> [WHAT TO PRODUCE]: Identify all lines below that hold "name" and collect them.

------------------------------------------------------------------------

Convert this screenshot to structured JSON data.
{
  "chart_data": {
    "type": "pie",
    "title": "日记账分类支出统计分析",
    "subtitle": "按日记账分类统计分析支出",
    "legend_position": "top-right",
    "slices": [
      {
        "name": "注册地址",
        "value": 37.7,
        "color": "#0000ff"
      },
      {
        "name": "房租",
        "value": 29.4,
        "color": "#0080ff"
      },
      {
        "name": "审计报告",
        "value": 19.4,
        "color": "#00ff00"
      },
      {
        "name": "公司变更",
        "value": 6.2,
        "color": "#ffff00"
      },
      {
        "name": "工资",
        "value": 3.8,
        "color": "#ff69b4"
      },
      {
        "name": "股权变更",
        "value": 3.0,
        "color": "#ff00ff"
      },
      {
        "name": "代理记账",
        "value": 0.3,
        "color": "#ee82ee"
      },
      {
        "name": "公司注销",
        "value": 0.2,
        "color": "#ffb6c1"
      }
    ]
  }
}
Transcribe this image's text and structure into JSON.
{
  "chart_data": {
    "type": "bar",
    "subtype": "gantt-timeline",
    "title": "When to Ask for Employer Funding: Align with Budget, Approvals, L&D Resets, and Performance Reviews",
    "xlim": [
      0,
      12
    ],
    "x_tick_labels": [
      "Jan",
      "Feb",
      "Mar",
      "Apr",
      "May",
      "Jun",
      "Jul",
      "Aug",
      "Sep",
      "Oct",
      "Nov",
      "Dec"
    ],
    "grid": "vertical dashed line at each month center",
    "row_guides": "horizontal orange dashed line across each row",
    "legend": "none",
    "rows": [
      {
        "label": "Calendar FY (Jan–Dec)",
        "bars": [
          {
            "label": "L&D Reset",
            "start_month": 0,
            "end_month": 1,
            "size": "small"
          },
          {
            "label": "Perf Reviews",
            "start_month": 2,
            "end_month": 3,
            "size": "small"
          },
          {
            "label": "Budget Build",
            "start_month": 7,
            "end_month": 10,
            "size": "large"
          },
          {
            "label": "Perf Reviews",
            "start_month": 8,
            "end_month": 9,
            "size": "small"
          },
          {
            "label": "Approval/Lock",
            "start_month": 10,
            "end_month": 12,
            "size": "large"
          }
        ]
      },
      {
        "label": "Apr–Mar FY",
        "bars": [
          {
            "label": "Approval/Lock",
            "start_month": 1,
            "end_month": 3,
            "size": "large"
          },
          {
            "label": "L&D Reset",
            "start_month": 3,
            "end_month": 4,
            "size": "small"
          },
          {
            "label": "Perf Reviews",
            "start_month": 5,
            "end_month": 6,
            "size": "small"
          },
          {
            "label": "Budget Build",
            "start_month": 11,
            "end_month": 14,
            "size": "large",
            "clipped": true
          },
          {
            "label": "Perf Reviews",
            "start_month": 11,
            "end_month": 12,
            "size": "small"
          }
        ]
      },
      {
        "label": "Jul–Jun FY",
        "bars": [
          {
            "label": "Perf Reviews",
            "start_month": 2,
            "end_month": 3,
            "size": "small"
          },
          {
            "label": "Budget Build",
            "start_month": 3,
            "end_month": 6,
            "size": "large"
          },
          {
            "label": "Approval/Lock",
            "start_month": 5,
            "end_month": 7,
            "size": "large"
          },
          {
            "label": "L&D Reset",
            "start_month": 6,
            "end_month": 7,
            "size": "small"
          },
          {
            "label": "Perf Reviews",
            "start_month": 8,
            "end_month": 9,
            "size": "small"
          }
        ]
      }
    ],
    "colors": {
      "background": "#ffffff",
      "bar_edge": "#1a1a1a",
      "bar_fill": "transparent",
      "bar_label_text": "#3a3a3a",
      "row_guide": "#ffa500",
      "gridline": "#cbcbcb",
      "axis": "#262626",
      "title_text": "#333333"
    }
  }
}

------------------------------------------------------------------------

> [TASK RESPONSE]:
        "name": "注册地址",
        "name": "房租",
        "name": "审计报告",
        "name": "公司变更",
        "name": "工资",
        "name": "股权变更",
        "name": "代理记账",
        "name": "公司注销",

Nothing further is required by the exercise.